• [SET EXERCISE]: Pictures appear in the records below; write out everything else exactly.

--- --- ---

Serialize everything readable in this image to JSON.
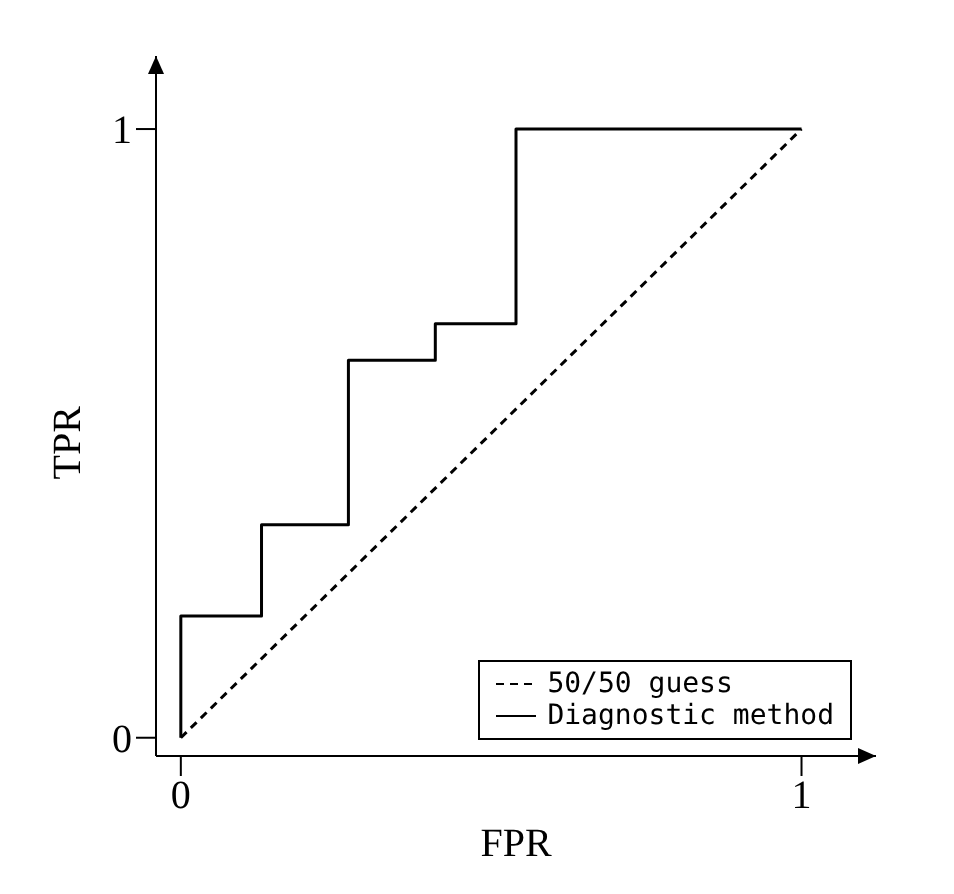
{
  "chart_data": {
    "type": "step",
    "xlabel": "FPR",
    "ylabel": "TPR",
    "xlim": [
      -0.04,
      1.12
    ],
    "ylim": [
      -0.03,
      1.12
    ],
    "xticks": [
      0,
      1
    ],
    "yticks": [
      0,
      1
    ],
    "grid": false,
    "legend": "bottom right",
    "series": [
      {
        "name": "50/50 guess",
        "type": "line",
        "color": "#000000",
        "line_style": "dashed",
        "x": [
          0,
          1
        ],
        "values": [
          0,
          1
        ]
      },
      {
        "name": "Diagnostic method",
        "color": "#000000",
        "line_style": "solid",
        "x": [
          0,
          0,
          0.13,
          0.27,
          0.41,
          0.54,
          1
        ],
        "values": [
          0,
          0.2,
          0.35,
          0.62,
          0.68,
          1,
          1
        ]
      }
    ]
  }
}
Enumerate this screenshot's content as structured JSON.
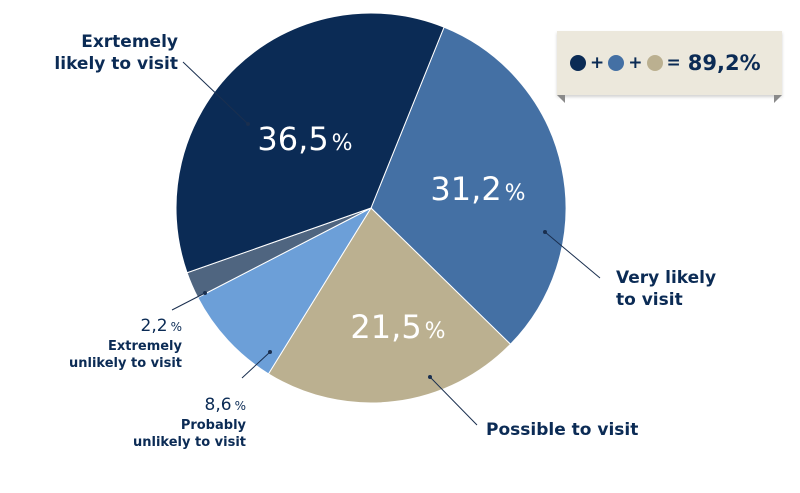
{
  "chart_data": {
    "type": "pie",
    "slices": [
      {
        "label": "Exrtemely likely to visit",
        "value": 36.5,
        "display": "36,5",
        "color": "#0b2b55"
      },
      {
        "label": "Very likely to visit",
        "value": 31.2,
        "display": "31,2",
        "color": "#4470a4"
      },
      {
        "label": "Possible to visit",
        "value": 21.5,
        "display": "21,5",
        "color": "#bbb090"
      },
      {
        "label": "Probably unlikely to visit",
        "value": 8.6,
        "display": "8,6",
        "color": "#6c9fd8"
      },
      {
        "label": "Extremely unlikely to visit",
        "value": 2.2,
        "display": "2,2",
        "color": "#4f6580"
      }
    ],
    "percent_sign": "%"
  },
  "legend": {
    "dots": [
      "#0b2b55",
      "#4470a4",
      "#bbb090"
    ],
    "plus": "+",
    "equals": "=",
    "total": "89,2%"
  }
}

--- --- ---

• [WRITTEN ANSWER]:
Serialize everything readable in this image to JSON.
{
  "chart_data": {
    "type": "step",
    "xlabel": "FPR",
    "ylabel": "TPR",
    "xlim": [
      -0.04,
      1.12
    ],
    "ylim": [
      -0.03,
      1.12
    ],
    "xticks": [
      0,
      1
    ],
    "yticks": [
      0,
      1
    ],
    "grid": false,
    "legend": "bottom right",
    "series": [
      {
        "name": "50/50 guess",
        "type": "line",
        "color": "#000000",
        "line_style": "dashed",
        "x": [
          0,
          1
        ],
        "values": [
          0,
          1
        ]
      },
      {
        "name": "Diagnostic method",
        "color": "#000000",
        "line_style": "solid",
        "x": [
          0,
          0,
          0.13,
          0.27,
          0.41,
          0.54,
          1
        ],
        "values": [
          0,
          0.2,
          0.35,
          0.62,
          0.68,
          1,
          1
        ]
      }
    ]
  }
}
Enumerate this screenshot's content as structured JSON.
{
  "chart_data": {
    "type": "pie",
    "slices": [
      {
        "label": "Exrtemely likely to visit",
        "value": 36.5,
        "display": "36,5",
        "color": "#0b2b55"
      },
      {
        "label": "Very likely to visit",
        "value": 31.2,
        "display": "31,2",
        "color": "#4470a4"
      },
      {
        "label": "Possible to visit",
        "value": 21.5,
        "display": "21,5",
        "color": "#bbb090"
      },
      {
        "label": "Probably unlikely to visit",
        "value": 8.6,
        "display": "8,6",
        "color": "#6c9fd8"
      },
      {
        "label": "Extremely unlikely to visit",
        "value": 2.2,
        "display": "2,2",
        "color": "#4f6580"
      }
    ],
    "percent_sign": "%"
  },
  "legend": {
    "dots": [
      "#0b2b55",
      "#4470a4",
      "#bbb090"
    ],
    "plus": "+",
    "equals": "=",
    "total": "89,2%"
  }
}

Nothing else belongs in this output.